§ **Entries from a dataset**
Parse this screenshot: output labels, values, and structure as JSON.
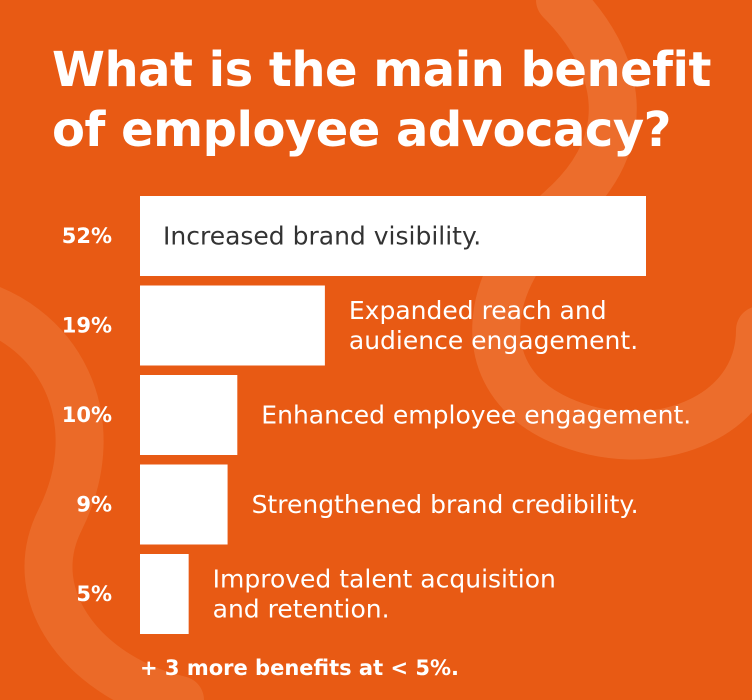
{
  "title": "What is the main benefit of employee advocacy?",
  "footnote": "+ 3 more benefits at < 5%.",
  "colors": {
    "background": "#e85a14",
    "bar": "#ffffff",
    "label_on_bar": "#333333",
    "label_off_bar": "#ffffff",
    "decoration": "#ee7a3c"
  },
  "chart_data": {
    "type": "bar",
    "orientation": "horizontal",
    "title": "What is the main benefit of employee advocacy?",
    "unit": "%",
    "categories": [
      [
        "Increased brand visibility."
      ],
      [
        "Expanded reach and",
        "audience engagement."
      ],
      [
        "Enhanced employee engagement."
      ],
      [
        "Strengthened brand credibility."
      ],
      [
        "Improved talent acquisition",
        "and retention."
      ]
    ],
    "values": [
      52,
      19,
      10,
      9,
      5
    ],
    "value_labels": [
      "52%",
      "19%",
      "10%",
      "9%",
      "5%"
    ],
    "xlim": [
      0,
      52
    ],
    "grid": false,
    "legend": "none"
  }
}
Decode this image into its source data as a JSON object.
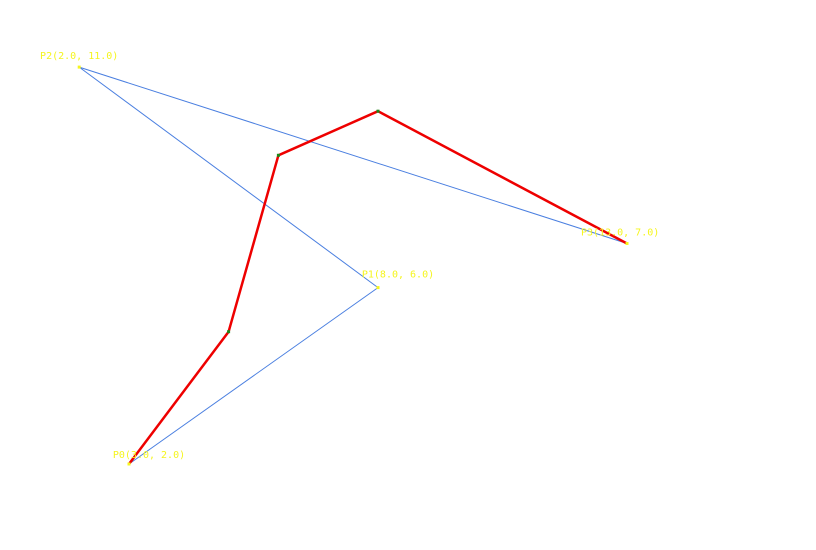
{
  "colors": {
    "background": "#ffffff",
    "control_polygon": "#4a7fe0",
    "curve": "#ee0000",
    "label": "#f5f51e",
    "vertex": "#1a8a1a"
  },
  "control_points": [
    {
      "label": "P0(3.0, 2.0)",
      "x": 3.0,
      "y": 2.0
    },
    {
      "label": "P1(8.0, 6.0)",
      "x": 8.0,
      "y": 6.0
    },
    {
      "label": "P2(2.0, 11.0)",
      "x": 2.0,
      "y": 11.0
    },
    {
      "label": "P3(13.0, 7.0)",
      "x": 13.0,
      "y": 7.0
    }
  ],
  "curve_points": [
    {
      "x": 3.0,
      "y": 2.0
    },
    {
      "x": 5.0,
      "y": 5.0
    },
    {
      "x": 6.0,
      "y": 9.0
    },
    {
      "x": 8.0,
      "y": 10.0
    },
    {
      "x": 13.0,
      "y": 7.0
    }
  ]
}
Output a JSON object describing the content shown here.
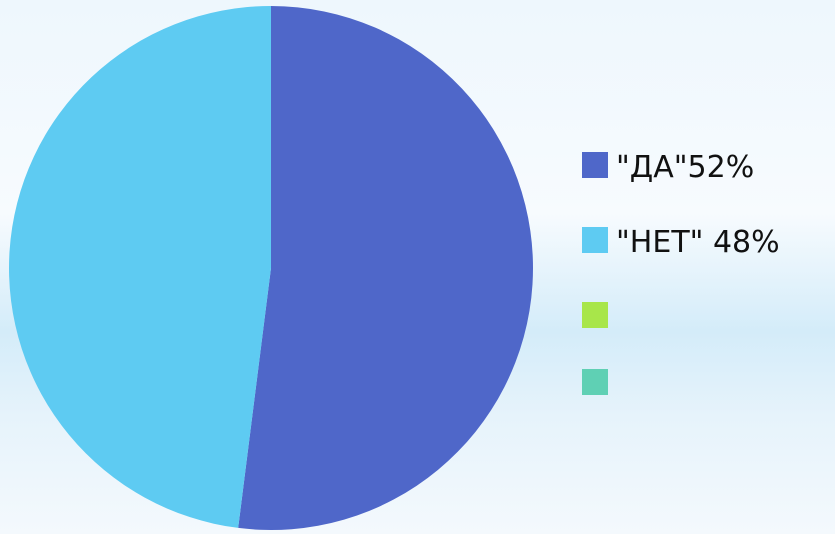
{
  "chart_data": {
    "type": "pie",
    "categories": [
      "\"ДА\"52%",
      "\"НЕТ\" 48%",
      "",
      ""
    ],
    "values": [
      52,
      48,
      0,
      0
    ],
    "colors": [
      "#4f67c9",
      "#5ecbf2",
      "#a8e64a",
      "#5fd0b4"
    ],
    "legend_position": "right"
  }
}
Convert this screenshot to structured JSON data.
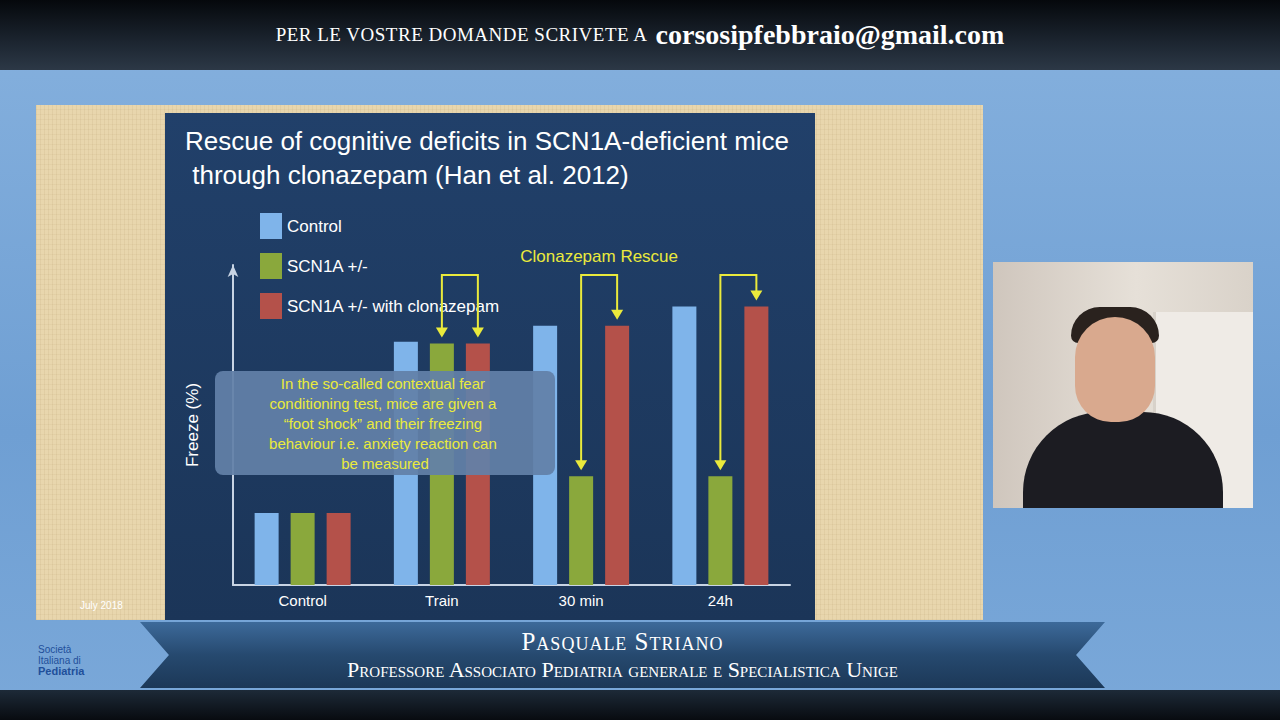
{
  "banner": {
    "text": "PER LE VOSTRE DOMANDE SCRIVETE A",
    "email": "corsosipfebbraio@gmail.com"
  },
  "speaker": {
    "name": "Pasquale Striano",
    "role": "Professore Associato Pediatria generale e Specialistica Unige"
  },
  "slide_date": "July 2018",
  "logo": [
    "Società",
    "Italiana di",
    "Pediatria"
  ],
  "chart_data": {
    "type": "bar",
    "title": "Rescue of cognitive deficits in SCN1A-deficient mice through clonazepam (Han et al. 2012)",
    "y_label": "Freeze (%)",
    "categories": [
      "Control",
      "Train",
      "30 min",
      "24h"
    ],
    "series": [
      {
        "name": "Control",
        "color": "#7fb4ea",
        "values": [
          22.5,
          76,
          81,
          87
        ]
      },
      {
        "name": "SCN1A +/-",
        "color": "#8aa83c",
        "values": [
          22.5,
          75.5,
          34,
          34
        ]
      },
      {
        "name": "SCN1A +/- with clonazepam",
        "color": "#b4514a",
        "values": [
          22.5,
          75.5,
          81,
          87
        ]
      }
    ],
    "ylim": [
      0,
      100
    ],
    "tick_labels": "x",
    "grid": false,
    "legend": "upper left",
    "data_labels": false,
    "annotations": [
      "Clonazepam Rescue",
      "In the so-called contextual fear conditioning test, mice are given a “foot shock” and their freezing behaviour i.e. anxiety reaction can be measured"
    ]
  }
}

§ **Given instruction**
Beginning with the line that holds "Convert this screenshot", extract every line to the end of the material, exactly as it stands, and drop the pictures.

§ **Full answer**
Convert this screenshot to structured JSON data.
{
  "banner": {
    "text": "PER LE VOSTRE DOMANDE SCRIVETE A",
    "email": "corsosipfebbraio@gmail.com"
  },
  "speaker": {
    "name": "Pasquale Striano",
    "role": "Professore Associato Pediatria generale e Specialistica Unige"
  },
  "slide_date": "July 2018",
  "logo": [
    "Società",
    "Italiana di",
    "Pediatria"
  ],
  "chart_data": {
    "type": "bar",
    "title": "Rescue of cognitive deficits in SCN1A-deficient mice through clonazepam (Han et al. 2012)",
    "y_label": "Freeze (%)",
    "categories": [
      "Control",
      "Train",
      "30 min",
      "24h"
    ],
    "series": [
      {
        "name": "Control",
        "color": "#7fb4ea",
        "values": [
          22.5,
          76,
          81,
          87
        ]
      },
      {
        "name": "SCN1A +/-",
        "color": "#8aa83c",
        "values": [
          22.5,
          75.5,
          34,
          34
        ]
      },
      {
        "name": "SCN1A +/- with clonazepam",
        "color": "#b4514a",
        "values": [
          22.5,
          75.5,
          81,
          87
        ]
      }
    ],
    "ylim": [
      0,
      100
    ],
    "tick_labels": "x",
    "grid": false,
    "legend": "upper left",
    "data_labels": false,
    "annotations": [
      "Clonazepam Rescue",
      "In the so-called contextual fear conditioning test, mice are given a “foot shock” and their freezing behaviour i.e. anxiety reaction can be measured"
    ]
  }
}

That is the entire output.